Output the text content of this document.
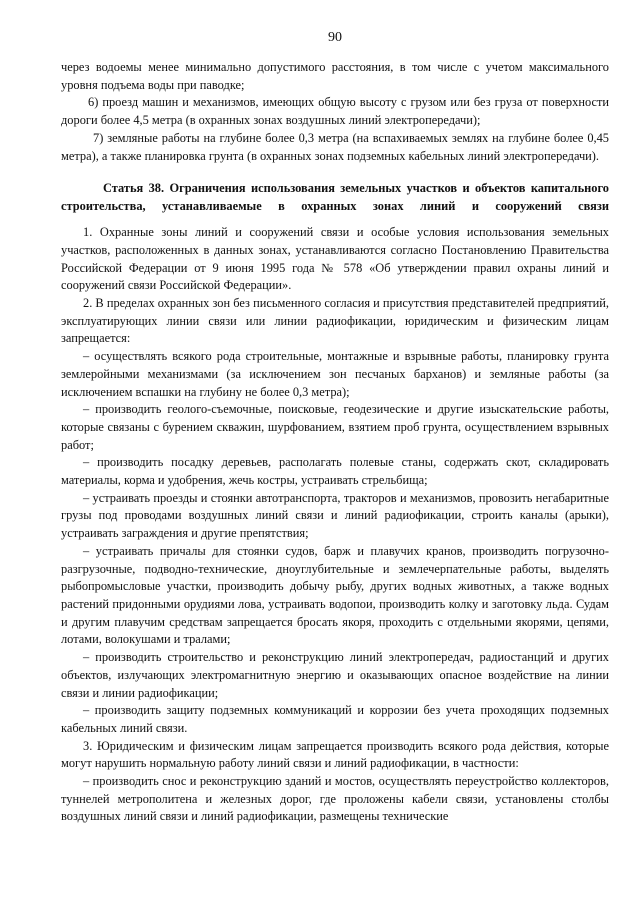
90

через водоемы менее минимально допустимого расстояния, в том числе с учетом максимального уровня подъема воды при паводке;

6) проезд машин и механизмов, имеющих общую высоту с грузом или без груза от поверхности дороги более 4,5 метра (в охранных зонах воздушных линий электропередачи);

7) земляные работы на глубине более 0,3 метра (на вспахиваемых землях на глубине более 0,45 метра), а также планировка грунта (в охранных зонах подземных кабельных линий электропередачи).

Статья 38. Ограничения использования земельных участков и объектов капитального строительства, устанавливаемые в охранных зонах линий и сооружений связи

1. Охранные зоны линий и сооружений связи и особые условия использования земельных участков, расположенных в данных зонах, устанавливаются согласно Постановлению Правительства Российской Федерации от 9 июня 1995 года № 578 «Об утверждении правил охраны линий и сооружений связи Российской Федерации».

2. В пределах охранных зон без письменного согласия и присутствия представителей предприятий, эксплуатирующих линии связи или линии радиофикации, юридическим и физическим лицам запрещается:

– осуществлять всякого рода строительные, монтажные и взрывные работы, планировку грунта землеройными механизмами (за исключением зон песчаных барханов) и земляные работы (за исключением вспашки на глубину не более 0,3 метра);

– производить геолого-съемочные, поисковые, геодезические и другие изыскательские работы, которые связаны с бурением скважин, шурфованием, взятием проб грунта, осуществлением взрывных работ;

– производить посадку деревьев, располагать полевые станы, содержать скот, складировать материалы, корма и удобрения, жечь костры, устраивать стрельбища;

– устраивать проезды и стоянки автотранспорта, тракторов и механизмов, провозить негабаритные грузы под проводами воздушных линий связи и линий радиофикации, строить каналы (арыки), устраивать заграждения и другие препятствия;

– устраивать причалы для стоянки судов, барж и плавучих кранов, производить погрузочно-разгрузочные, подводно-технические, дноуглубительные и землечерпательные работы, выделять рыбопромысловые участки, производить добычу рыбу, других водных животных, а также водных растений придонными орудиями лова, устраивать водопои, производить колку и заготовку льда. Судам и другим плавучим средствам запрещается бросать якоря, проходить с отдельными якорями, цепями, лотами, волокушами и тралами;

– производить строительство и реконструкцию линий электропередач, радиостанций и других объектов, излучающих электромагнитную энергию и оказывающих опасное воздействие на линии связи и линии радиофикации;

– производить защиту подземных коммуникаций и коррозии без учета проходящих подземных кабельных линий связи.

3. Юридическим и физическим лицам запрещается производить всякого рода действия, которые могут нарушить нормальную работу линий связи и линий радиофикации, в частности:

– производить снос и реконструкцию зданий и мостов, осуществлять переустройство коллекторов, туннелей метрополитена и железных дорог, где проложены кабели связи, установлены столбы воздушных линий связи и линий радиофикации, размещены технические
==========
Task instructions – Read the entries and select each line where the word "реконструкцию" is found.

The solution –
– производить строительство и реконструкцию линий электропередач, радиостанций и других объектов, излучающих электромагнитную энергию и оказывающих опасное воздействие на линии связи и линии радиофикации;
– производить снос и реконструкцию зданий и мостов, осуществлять переустройство коллекторов, туннелей метрополитена и железных дорог, где проложены кабели связи, установлены столбы воздушных линий связи и линий радиофикации, размещены технические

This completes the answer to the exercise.